** DIRECTIONS FOR THIS TASK **
Where a line holds the string "title", return that line.

* begin AVAILABLE DATA *

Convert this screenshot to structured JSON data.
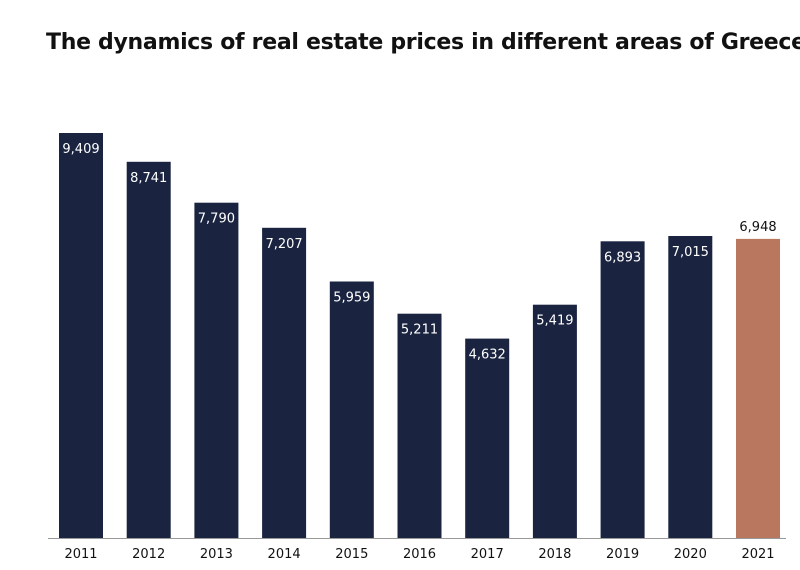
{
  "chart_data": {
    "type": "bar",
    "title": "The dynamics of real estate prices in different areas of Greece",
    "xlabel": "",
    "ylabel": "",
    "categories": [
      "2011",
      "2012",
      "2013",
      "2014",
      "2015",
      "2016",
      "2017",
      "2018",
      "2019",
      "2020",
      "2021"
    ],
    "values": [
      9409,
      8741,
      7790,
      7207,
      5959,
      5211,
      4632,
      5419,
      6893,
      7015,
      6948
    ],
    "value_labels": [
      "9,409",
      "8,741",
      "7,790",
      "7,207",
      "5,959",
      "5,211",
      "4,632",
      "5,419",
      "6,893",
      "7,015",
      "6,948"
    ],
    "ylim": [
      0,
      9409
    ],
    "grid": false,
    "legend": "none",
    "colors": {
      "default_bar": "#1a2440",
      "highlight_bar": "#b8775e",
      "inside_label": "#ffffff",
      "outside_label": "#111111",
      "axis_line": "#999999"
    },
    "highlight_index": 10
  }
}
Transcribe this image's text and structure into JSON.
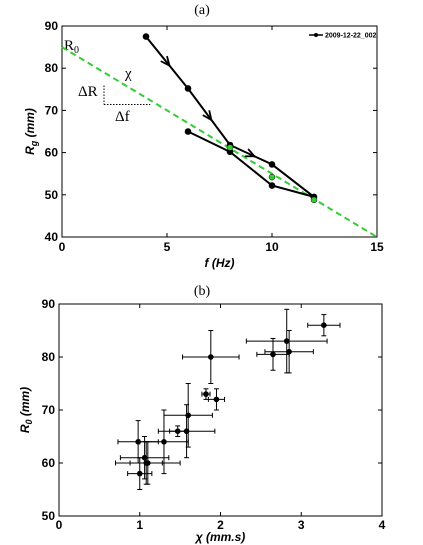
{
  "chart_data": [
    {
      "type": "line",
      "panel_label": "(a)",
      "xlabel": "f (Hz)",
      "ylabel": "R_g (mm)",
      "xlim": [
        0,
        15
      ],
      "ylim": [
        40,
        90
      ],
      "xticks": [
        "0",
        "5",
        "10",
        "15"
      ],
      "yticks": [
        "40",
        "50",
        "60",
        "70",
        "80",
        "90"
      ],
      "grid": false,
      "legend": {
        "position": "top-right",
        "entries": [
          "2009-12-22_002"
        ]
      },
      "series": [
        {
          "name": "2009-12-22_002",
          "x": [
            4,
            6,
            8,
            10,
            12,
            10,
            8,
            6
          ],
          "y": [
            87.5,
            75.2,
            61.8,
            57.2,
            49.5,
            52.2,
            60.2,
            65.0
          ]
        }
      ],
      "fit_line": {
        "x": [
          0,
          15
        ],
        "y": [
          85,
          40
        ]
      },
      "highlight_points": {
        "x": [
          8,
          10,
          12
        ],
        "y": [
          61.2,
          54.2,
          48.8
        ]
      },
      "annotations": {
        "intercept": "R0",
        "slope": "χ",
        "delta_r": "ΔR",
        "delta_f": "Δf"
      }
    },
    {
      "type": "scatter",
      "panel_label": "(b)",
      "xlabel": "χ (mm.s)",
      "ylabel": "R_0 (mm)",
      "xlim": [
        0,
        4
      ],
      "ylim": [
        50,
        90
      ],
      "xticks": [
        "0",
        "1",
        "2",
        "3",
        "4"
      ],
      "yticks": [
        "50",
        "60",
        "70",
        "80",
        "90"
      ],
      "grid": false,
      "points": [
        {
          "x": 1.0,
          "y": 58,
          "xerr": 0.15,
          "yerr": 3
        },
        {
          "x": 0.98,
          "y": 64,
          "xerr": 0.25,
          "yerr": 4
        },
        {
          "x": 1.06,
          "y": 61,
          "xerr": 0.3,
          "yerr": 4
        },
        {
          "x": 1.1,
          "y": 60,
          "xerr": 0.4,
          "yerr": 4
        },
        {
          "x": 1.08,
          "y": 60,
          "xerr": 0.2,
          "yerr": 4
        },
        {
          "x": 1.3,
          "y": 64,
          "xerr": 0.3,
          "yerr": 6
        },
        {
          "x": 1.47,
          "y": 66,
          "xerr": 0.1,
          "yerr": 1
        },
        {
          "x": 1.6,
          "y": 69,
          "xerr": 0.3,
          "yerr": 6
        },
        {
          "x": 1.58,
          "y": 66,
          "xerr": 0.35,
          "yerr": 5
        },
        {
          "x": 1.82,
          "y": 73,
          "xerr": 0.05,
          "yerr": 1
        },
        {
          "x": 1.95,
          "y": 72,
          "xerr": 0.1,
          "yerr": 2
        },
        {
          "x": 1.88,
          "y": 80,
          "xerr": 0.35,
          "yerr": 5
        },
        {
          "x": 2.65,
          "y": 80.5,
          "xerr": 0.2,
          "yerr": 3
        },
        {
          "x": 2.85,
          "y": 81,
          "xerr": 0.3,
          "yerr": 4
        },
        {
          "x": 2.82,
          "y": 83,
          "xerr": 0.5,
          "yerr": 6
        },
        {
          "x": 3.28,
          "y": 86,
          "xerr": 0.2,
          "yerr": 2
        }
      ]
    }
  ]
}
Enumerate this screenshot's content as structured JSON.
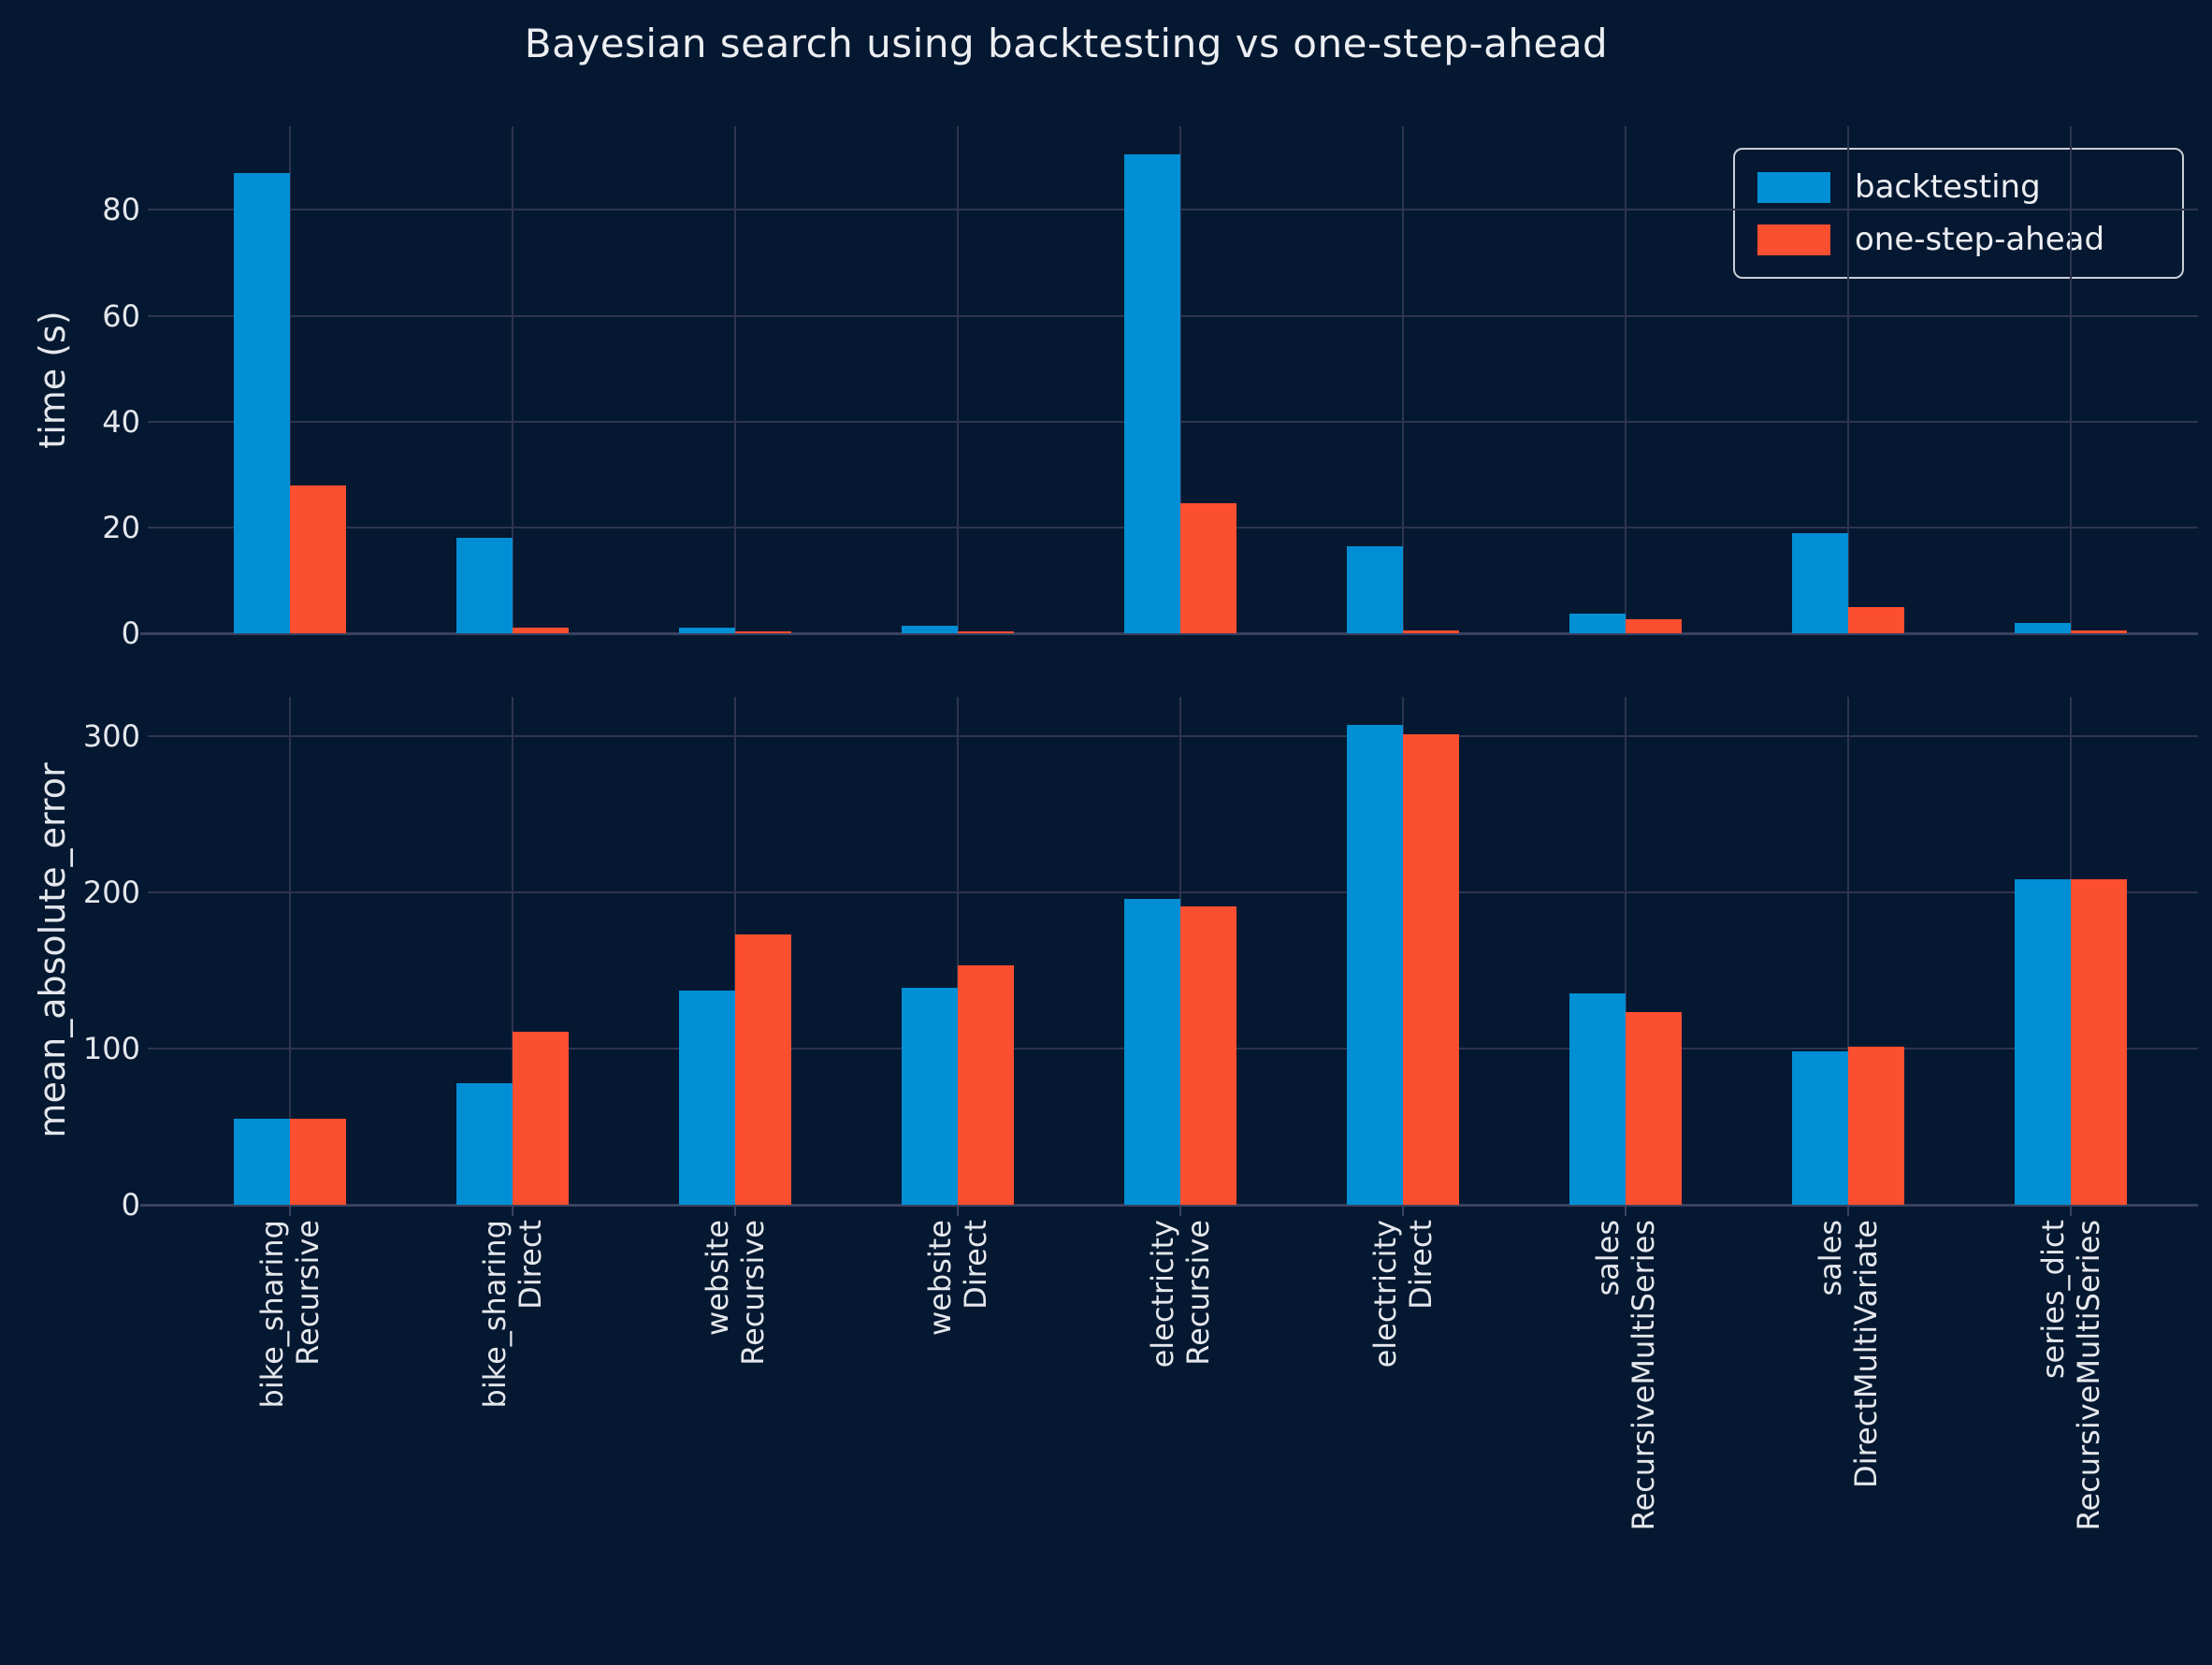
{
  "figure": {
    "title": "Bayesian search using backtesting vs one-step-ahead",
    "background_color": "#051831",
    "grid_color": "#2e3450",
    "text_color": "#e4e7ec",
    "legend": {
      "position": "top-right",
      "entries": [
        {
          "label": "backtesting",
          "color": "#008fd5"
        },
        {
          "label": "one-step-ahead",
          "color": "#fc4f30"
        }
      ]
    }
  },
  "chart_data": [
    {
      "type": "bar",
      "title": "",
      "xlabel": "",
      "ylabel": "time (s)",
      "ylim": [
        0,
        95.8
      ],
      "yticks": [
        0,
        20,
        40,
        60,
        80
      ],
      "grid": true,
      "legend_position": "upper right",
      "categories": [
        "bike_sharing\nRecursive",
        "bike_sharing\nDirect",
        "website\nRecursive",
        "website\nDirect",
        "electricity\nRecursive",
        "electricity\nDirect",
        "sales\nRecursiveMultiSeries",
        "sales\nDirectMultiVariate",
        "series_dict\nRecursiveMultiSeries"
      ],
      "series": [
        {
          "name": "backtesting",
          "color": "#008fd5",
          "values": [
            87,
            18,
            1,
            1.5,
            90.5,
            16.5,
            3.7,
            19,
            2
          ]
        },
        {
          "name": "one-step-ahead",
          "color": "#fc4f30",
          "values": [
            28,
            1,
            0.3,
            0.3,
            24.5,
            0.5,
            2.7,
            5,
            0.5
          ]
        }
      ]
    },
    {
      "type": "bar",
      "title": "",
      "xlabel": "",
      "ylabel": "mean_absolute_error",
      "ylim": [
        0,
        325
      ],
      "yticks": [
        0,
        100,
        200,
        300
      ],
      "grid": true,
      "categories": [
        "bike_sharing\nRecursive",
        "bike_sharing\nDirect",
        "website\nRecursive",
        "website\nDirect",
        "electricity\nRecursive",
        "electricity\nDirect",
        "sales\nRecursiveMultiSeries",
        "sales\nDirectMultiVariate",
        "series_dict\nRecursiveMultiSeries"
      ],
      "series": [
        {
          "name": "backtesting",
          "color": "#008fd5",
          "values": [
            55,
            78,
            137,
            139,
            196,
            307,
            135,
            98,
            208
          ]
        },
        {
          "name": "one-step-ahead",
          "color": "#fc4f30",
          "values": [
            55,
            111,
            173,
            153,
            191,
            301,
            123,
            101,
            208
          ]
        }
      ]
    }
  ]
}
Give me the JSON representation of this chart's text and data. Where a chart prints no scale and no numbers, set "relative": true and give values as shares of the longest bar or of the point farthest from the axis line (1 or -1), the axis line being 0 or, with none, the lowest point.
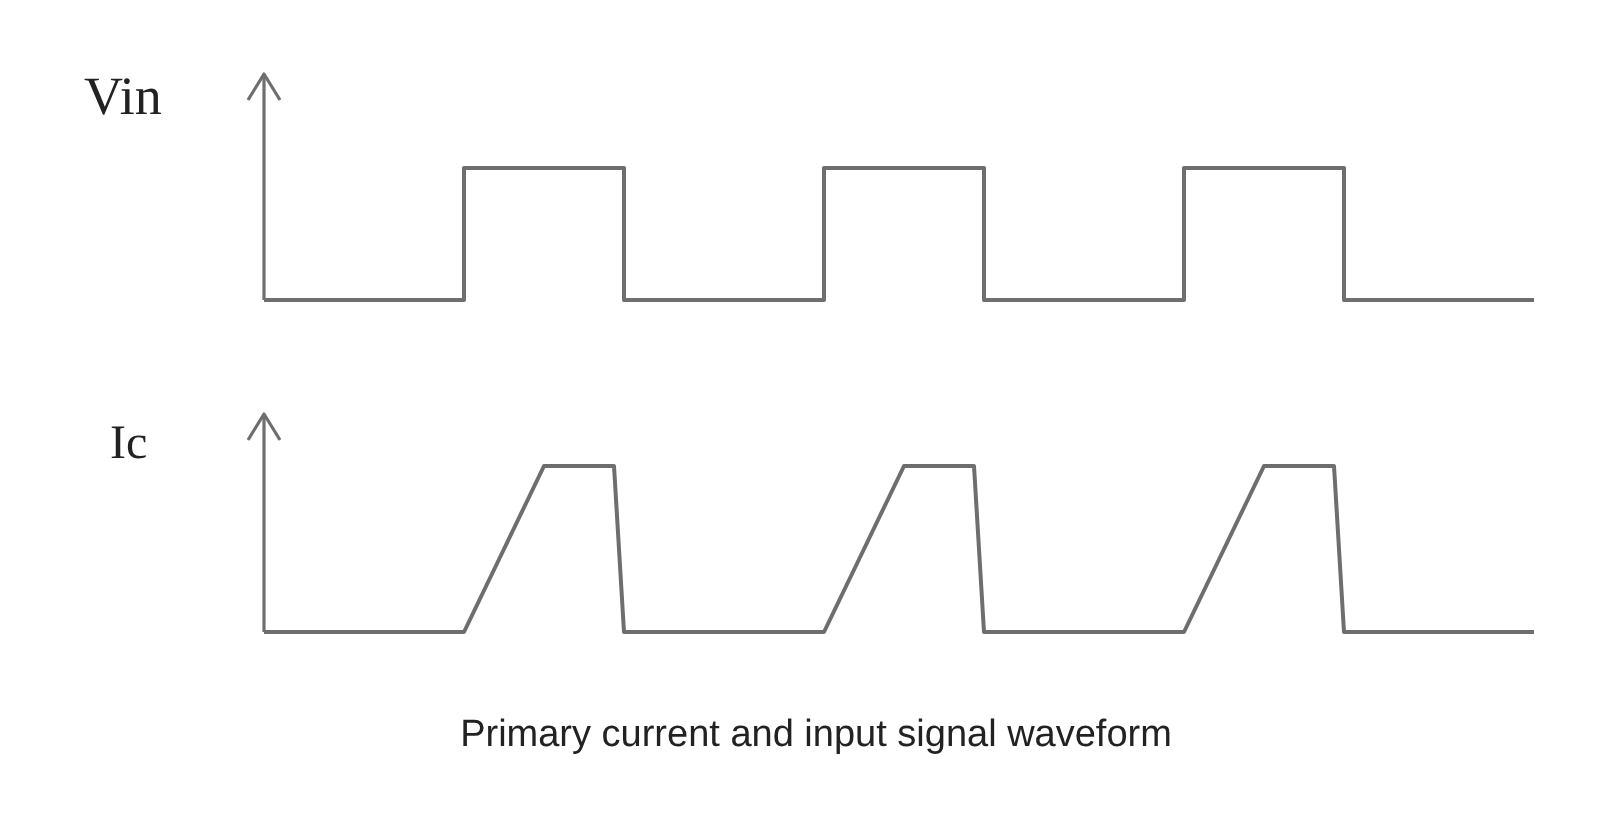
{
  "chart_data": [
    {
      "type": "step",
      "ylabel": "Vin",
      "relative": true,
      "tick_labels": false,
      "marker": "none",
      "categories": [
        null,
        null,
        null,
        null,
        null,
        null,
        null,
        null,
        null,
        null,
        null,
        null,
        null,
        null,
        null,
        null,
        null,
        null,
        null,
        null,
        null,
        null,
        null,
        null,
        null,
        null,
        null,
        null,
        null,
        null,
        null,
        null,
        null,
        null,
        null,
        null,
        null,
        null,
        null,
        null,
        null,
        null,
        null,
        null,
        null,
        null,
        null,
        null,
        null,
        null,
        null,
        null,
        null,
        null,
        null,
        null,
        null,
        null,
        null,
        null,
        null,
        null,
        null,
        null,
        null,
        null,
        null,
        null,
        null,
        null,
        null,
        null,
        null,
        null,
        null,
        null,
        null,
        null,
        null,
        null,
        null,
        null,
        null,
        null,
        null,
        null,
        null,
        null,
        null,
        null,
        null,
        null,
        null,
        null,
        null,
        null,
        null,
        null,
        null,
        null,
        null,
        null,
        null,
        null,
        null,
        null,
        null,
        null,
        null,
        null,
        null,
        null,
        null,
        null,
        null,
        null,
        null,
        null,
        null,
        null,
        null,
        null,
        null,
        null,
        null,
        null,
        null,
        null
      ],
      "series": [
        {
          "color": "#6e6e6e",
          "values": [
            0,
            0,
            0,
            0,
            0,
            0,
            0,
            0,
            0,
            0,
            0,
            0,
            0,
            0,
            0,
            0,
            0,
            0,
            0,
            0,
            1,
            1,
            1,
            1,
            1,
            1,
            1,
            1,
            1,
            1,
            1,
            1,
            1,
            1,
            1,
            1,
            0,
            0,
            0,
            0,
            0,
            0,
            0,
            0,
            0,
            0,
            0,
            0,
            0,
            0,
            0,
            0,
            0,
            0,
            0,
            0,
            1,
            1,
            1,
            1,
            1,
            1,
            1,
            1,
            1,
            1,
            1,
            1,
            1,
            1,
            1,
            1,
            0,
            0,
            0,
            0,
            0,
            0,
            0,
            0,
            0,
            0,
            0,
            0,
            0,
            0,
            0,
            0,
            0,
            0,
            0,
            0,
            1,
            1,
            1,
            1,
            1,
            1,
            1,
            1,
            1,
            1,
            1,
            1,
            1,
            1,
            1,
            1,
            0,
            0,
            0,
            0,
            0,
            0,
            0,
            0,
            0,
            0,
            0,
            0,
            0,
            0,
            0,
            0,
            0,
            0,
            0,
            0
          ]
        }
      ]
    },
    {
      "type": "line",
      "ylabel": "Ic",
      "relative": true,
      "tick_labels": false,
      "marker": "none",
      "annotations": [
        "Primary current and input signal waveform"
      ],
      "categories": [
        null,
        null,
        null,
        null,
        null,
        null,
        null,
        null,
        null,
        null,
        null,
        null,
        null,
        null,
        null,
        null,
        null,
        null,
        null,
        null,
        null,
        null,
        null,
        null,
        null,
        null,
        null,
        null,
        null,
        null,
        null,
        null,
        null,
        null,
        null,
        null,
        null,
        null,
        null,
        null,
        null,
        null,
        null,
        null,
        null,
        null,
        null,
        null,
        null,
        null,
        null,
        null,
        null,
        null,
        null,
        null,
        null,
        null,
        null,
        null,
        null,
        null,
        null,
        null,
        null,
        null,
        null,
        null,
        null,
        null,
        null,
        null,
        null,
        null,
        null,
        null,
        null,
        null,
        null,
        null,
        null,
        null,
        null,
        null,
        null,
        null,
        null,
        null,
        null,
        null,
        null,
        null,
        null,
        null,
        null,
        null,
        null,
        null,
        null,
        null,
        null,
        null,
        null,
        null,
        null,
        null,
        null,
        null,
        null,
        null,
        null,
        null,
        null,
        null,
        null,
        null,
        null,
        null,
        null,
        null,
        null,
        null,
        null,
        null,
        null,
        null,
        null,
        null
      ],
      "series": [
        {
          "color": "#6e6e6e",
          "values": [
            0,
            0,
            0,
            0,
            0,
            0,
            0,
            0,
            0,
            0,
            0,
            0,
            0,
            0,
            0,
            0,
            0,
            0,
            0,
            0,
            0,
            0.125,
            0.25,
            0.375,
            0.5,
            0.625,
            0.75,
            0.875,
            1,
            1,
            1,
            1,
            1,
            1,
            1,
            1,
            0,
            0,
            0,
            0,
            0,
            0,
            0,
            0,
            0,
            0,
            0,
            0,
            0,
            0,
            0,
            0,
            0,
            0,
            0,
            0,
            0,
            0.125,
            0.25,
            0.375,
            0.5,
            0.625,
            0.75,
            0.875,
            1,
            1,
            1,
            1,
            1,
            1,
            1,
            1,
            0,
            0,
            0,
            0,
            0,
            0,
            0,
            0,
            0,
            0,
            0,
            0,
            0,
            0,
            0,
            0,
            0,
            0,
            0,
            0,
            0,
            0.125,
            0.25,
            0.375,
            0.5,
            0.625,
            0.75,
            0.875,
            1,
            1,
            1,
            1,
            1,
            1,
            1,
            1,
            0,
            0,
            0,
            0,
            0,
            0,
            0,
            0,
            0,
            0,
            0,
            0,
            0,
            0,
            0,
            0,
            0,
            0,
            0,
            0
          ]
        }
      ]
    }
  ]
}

* end AVAILABLE DATA *

** FULL SOLUTION **
    "title": "The dynamics of real estate prices in different areas of Greece",
    "title": "Bayesian search using backtesting vs one-step-ahead",
      "title": "",
      "title": "",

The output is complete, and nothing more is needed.